Document text
▽

Mayo Mining Recorder's Office
Mayo Mining Recorder's Office
Cultural History
Cultural History
Before the establishment of the Mining Recorder’s Office in the Mayo area, miners were forced to either work the claim without staking it or had to make their way to Dawson to record it there.
The first Mining Recorder’s Office in the area was established on Clear Creek (circa 86km west of Mayo) in 1901. The next year, with increased prospecting and mining activity in the region, offices were opened at Gordon Landing (above Mayo on the Stewart River) and at Minto Bridge (on the Mayo River 14km North of Mayo). It was decided that a town should be established in the area to accommodate the growing population and, in 1903, Raoul Rinfret, Joseph Edward Beliveau and John Dease Bell surveyed the Mayo townsite. The site was close to the workings at Duncan Creek and at a point on the Stewart River where steamboats could dock.

△

What you should do
According to the Mayo mining history text, in what year was the Mayo townsite surveyed? Answer from the text alone.

Dataset rows
▽

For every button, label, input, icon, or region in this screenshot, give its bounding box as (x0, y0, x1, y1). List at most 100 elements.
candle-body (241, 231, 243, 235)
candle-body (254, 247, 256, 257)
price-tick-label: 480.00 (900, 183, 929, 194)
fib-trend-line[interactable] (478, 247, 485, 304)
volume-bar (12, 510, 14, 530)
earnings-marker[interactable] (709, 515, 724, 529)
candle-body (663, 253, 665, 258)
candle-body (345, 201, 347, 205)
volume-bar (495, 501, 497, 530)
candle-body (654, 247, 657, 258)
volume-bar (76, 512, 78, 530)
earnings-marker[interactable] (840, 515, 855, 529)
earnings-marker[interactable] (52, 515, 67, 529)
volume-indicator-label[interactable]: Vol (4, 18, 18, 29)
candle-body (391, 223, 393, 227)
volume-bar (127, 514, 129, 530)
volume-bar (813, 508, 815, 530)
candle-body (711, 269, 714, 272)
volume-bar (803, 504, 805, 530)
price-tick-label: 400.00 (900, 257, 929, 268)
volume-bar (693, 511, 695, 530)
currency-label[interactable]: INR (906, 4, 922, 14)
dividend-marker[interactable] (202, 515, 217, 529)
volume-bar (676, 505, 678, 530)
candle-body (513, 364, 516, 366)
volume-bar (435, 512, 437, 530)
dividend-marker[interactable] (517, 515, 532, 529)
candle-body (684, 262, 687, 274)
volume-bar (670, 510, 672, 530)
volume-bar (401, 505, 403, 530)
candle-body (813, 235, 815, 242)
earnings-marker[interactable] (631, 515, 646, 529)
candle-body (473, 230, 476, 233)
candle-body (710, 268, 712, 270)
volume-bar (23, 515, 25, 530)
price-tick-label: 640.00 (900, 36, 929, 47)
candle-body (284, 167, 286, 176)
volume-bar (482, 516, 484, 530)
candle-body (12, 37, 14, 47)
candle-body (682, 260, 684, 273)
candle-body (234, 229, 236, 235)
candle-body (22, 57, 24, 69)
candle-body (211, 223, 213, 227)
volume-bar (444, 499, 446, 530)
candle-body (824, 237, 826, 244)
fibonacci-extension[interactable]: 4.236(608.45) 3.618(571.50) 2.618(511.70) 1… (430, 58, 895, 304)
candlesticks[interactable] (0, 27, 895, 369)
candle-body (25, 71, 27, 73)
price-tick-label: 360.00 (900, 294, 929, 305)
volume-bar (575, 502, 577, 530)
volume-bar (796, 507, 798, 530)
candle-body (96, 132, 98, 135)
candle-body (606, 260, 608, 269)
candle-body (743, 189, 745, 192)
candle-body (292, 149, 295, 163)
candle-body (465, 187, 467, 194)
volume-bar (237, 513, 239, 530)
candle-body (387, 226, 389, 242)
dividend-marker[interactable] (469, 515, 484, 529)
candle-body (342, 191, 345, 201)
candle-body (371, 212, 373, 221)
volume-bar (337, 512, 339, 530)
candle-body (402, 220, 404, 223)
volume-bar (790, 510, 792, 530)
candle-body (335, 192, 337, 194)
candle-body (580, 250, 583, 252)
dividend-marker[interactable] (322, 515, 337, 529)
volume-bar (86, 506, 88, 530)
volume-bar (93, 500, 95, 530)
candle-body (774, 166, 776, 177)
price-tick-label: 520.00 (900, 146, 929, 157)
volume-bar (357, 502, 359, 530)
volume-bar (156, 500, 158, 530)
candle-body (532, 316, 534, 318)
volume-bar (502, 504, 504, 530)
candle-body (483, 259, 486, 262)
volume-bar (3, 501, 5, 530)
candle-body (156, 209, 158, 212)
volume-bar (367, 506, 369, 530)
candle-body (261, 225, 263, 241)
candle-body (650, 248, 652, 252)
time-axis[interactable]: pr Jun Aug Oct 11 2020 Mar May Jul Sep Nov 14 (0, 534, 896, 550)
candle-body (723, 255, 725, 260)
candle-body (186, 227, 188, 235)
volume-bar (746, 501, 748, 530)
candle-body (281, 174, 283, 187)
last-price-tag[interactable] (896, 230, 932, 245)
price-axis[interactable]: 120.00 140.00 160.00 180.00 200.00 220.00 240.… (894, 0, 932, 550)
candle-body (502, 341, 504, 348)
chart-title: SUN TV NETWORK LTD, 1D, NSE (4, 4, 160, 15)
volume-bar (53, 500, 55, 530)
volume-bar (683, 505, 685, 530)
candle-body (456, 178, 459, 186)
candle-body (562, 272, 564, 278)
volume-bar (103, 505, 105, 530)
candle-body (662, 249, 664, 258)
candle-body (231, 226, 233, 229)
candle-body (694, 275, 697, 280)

△

Task response
1903